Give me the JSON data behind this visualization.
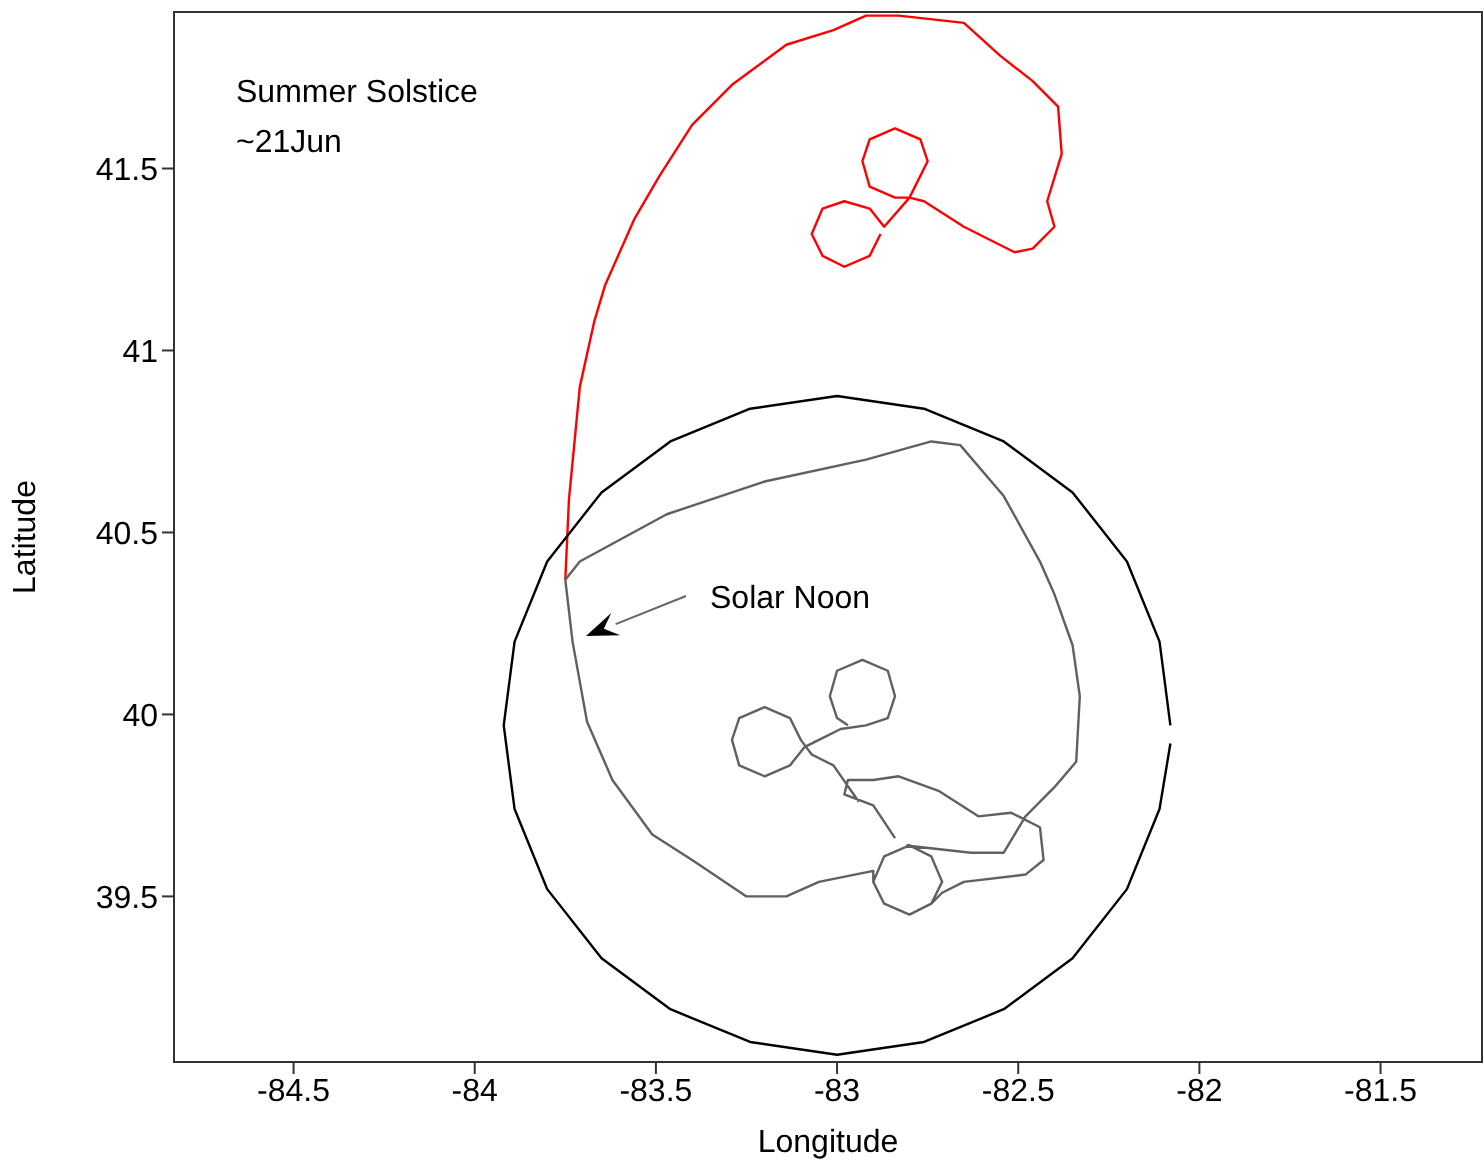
{
  "chart_data": {
    "type": "line",
    "xlabel": "Longitude",
    "ylabel": "Latitude",
    "xlim": [
      -84.83,
      -81.22
    ],
    "ylim": [
      39.045,
      41.93
    ],
    "xticks": [
      -84.5,
      -84,
      -83.5,
      -83,
      -82.5,
      -82,
      -81.5
    ],
    "yticks": [
      39.5,
      40,
      40.5,
      41,
      41.5
    ],
    "marker": "none",
    "line_style": "solid",
    "annotations": [
      "Summer Solstice",
      "~21Jun",
      "Solar Noon"
    ],
    "series": [
      {
        "color": "#ff0000",
        "x": [
          -83.75,
          -83.74,
          -83.71,
          -83.67,
          -83.64,
          -83.56,
          -83.49,
          -83.4,
          -83.29,
          -83.14,
          -83.01,
          -82.92,
          -82.83,
          -82.65,
          -82.55,
          -82.46,
          -82.39,
          -82.38,
          -82.42,
          -82.4,
          -82.46,
          -82.51,
          -82.65,
          -82.76,
          -82.8,
          -82.75,
          -82.77,
          -82.84,
          -82.91,
          -82.93,
          -82.91,
          -82.84,
          -82.8,
          -82.87,
          -82.91,
          -82.98,
          -83.04,
          -83.07,
          -83.04,
          -82.98,
          -82.91,
          -82.88
        ],
        "values": [
          40.37,
          40.59,
          40.9,
          41.08,
          41.18,
          41.36,
          41.48,
          41.62,
          41.73,
          41.84,
          41.88,
          41.92,
          41.92,
          41.9,
          41.81,
          41.74,
          41.67,
          41.54,
          41.41,
          41.34,
          41.28,
          41.27,
          41.34,
          41.41,
          41.42,
          41.52,
          41.58,
          41.61,
          41.58,
          41.52,
          41.45,
          41.42,
          41.42,
          41.34,
          41.39,
          41.41,
          41.39,
          41.32,
          41.26,
          41.23,
          41.26,
          41.32
        ]
      },
      {
        "color": "#606060",
        "x": [
          -82.81,
          -82.63,
          -82.54,
          -82.48,
          -82.4,
          -82.34,
          -82.33,
          -82.35,
          -82.4,
          -82.44,
          -82.54,
          -82.66,
          -82.74,
          -82.92,
          -83.2,
          -83.47,
          -83.71,
          -83.75,
          -83.73,
          -83.69,
          -83.62,
          -83.51,
          -83.4,
          -83.25,
          -83.14,
          -83.05,
          -82.9,
          -82.9,
          -82.87,
          -82.8,
          -82.74,
          -82.71,
          -82.74,
          -82.8,
          -82.87,
          -82.9,
          -82.87,
          -82.8,
          -82.74,
          -82.71,
          -82.65,
          -82.48,
          -82.43,
          -82.44,
          -82.52,
          -82.61,
          -82.72,
          -82.83,
          -82.9,
          -82.97,
          -82.98,
          -82.9,
          -82.84,
          null,
          -82.94,
          -83.01,
          -83.07,
          -83.1,
          -83.13,
          -83.2,
          -83.27,
          -83.29,
          -83.27,
          -83.2,
          -83.13,
          -83.09,
          -83.05,
          -82.99,
          -82.92,
          -82.86,
          -82.84,
          -82.86,
          -82.93,
          -83.0,
          -83.02,
          -83.0,
          -82.97
        ],
        "values": [
          39.64,
          39.62,
          39.62,
          39.72,
          39.8,
          39.87,
          40.05,
          40.19,
          40.33,
          40.42,
          40.6,
          40.74,
          40.75,
          40.7,
          40.64,
          40.55,
          40.42,
          40.37,
          40.2,
          39.98,
          39.82,
          39.67,
          39.6,
          39.5,
          39.5,
          39.54,
          39.57,
          39.54,
          39.48,
          39.45,
          39.48,
          39.54,
          39.61,
          39.64,
          39.61,
          39.54,
          39.48,
          39.45,
          39.48,
          39.51,
          39.54,
          39.56,
          39.6,
          39.69,
          39.73,
          39.72,
          39.79,
          39.83,
          39.82,
          39.82,
          39.78,
          39.75,
          39.66,
          null,
          39.76,
          39.86,
          39.89,
          39.93,
          39.99,
          40.02,
          39.99,
          39.93,
          39.86,
          39.83,
          39.86,
          39.91,
          39.93,
          39.96,
          39.97,
          39.99,
          40.05,
          40.12,
          40.15,
          40.12,
          40.05,
          39.99,
          39.97
        ]
      },
      {
        "color": "#000000",
        "x": [
          -82.08,
          -82.11,
          -82.2,
          -82.35,
          -82.54,
          -82.76,
          -83.0,
          -83.24,
          -83.46,
          -83.65,
          -83.8,
          -83.89,
          -83.92,
          -83.89,
          -83.8,
          -83.65,
          -83.46,
          -83.24,
          -83.0,
          -82.76,
          -82.54,
          -82.35,
          -82.2,
          -82.11,
          -82.08
        ],
        "values": [
          39.97,
          40.2,
          40.42,
          40.61,
          40.75,
          40.84,
          40.875,
          40.84,
          40.75,
          40.61,
          40.42,
          40.2,
          39.97,
          39.74,
          39.52,
          39.33,
          39.19,
          39.1,
          39.065,
          39.1,
          39.19,
          39.33,
          39.52,
          39.74,
          39.92
        ]
      }
    ]
  }
}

○ ○ ○ ○ ○ ○ ○

■ DIRECTION ■
Copy out the entries verbatim and leave the images out.

■ EXERCISE ANSWER ■
Give me the JSON data behind this visualization.
{
  "chart_data": {
    "type": "line",
    "xlabel": "Longitude",
    "ylabel": "Latitude",
    "xlim": [
      -84.83,
      -81.22
    ],
    "ylim": [
      39.045,
      41.93
    ],
    "xticks": [
      -84.5,
      -84,
      -83.5,
      -83,
      -82.5,
      -82,
      -81.5
    ],
    "yticks": [
      39.5,
      40,
      40.5,
      41,
      41.5
    ],
    "marker": "none",
    "line_style": "solid",
    "annotations": [
      "Summer Solstice",
      "~21Jun",
      "Solar Noon"
    ],
    "series": [
      {
        "color": "#ff0000",
        "x": [
          -83.75,
          -83.74,
          -83.71,
          -83.67,
          -83.64,
          -83.56,
          -83.49,
          -83.4,
          -83.29,
          -83.14,
          -83.01,
          -82.92,
          -82.83,
          -82.65,
          -82.55,
          -82.46,
          -82.39,
          -82.38,
          -82.42,
          -82.4,
          -82.46,
          -82.51,
          -82.65,
          -82.76,
          -82.8,
          -82.75,
          -82.77,
          -82.84,
          -82.91,
          -82.93,
          -82.91,
          -82.84,
          -82.8,
          -82.87,
          -82.91,
          -82.98,
          -83.04,
          -83.07,
          -83.04,
          -82.98,
          -82.91,
          -82.88
        ],
        "values": [
          40.37,
          40.59,
          40.9,
          41.08,
          41.18,
          41.36,
          41.48,
          41.62,
          41.73,
          41.84,
          41.88,
          41.92,
          41.92,
          41.9,
          41.81,
          41.74,
          41.67,
          41.54,
          41.41,
          41.34,
          41.28,
          41.27,
          41.34,
          41.41,
          41.42,
          41.52,
          41.58,
          41.61,
          41.58,
          41.52,
          41.45,
          41.42,
          41.42,
          41.34,
          41.39,
          41.41,
          41.39,
          41.32,
          41.26,
          41.23,
          41.26,
          41.32
        ]
      },
      {
        "color": "#606060",
        "x": [
          -82.81,
          -82.63,
          -82.54,
          -82.48,
          -82.4,
          -82.34,
          -82.33,
          -82.35,
          -82.4,
          -82.44,
          -82.54,
          -82.66,
          -82.74,
          -82.92,
          -83.2,
          -83.47,
          -83.71,
          -83.75,
          -83.73,
          -83.69,
          -83.62,
          -83.51,
          -83.4,
          -83.25,
          -83.14,
          -83.05,
          -82.9,
          -82.9,
          -82.87,
          -82.8,
          -82.74,
          -82.71,
          -82.74,
          -82.8,
          -82.87,
          -82.9,
          -82.87,
          -82.8,
          -82.74,
          -82.71,
          -82.65,
          -82.48,
          -82.43,
          -82.44,
          -82.52,
          -82.61,
          -82.72,
          -82.83,
          -82.9,
          -82.97,
          -82.98,
          -82.9,
          -82.84,
          null,
          -82.94,
          -83.01,
          -83.07,
          -83.1,
          -83.13,
          -83.2,
          -83.27,
          -83.29,
          -83.27,
          -83.2,
          -83.13,
          -83.09,
          -83.05,
          -82.99,
          -82.92,
          -82.86,
          -82.84,
          -82.86,
          -82.93,
          -83.0,
          -83.02,
          -83.0,
          -82.97
        ],
        "values": [
          39.64,
          39.62,
          39.62,
          39.72,
          39.8,
          39.87,
          40.05,
          40.19,
          40.33,
          40.42,
          40.6,
          40.74,
          40.75,
          40.7,
          40.64,
          40.55,
          40.42,
          40.37,
          40.2,
          39.98,
          39.82,
          39.67,
          39.6,
          39.5,
          39.5,
          39.54,
          39.57,
          39.54,
          39.48,
          39.45,
          39.48,
          39.54,
          39.61,
          39.64,
          39.61,
          39.54,
          39.48,
          39.45,
          39.48,
          39.51,
          39.54,
          39.56,
          39.6,
          39.69,
          39.73,
          39.72,
          39.79,
          39.83,
          39.82,
          39.82,
          39.78,
          39.75,
          39.66,
          null,
          39.76,
          39.86,
          39.89,
          39.93,
          39.99,
          40.02,
          39.99,
          39.93,
          39.86,
          39.83,
          39.86,
          39.91,
          39.93,
          39.96,
          39.97,
          39.99,
          40.05,
          40.12,
          40.15,
          40.12,
          40.05,
          39.99,
          39.97
        ]
      },
      {
        "color": "#000000",
        "x": [
          -82.08,
          -82.11,
          -82.2,
          -82.35,
          -82.54,
          -82.76,
          -83.0,
          -83.24,
          -83.46,
          -83.65,
          -83.8,
          -83.89,
          -83.92,
          -83.89,
          -83.8,
          -83.65,
          -83.46,
          -83.24,
          -83.0,
          -82.76,
          -82.54,
          -82.35,
          -82.2,
          -82.11,
          -82.08
        ],
        "values": [
          39.97,
          40.2,
          40.42,
          40.61,
          40.75,
          40.84,
          40.875,
          40.84,
          40.75,
          40.61,
          40.42,
          40.2,
          39.97,
          39.74,
          39.52,
          39.33,
          39.19,
          39.1,
          39.065,
          39.1,
          39.19,
          39.33,
          39.52,
          39.74,
          39.92
        ]
      }
    ]
  }
}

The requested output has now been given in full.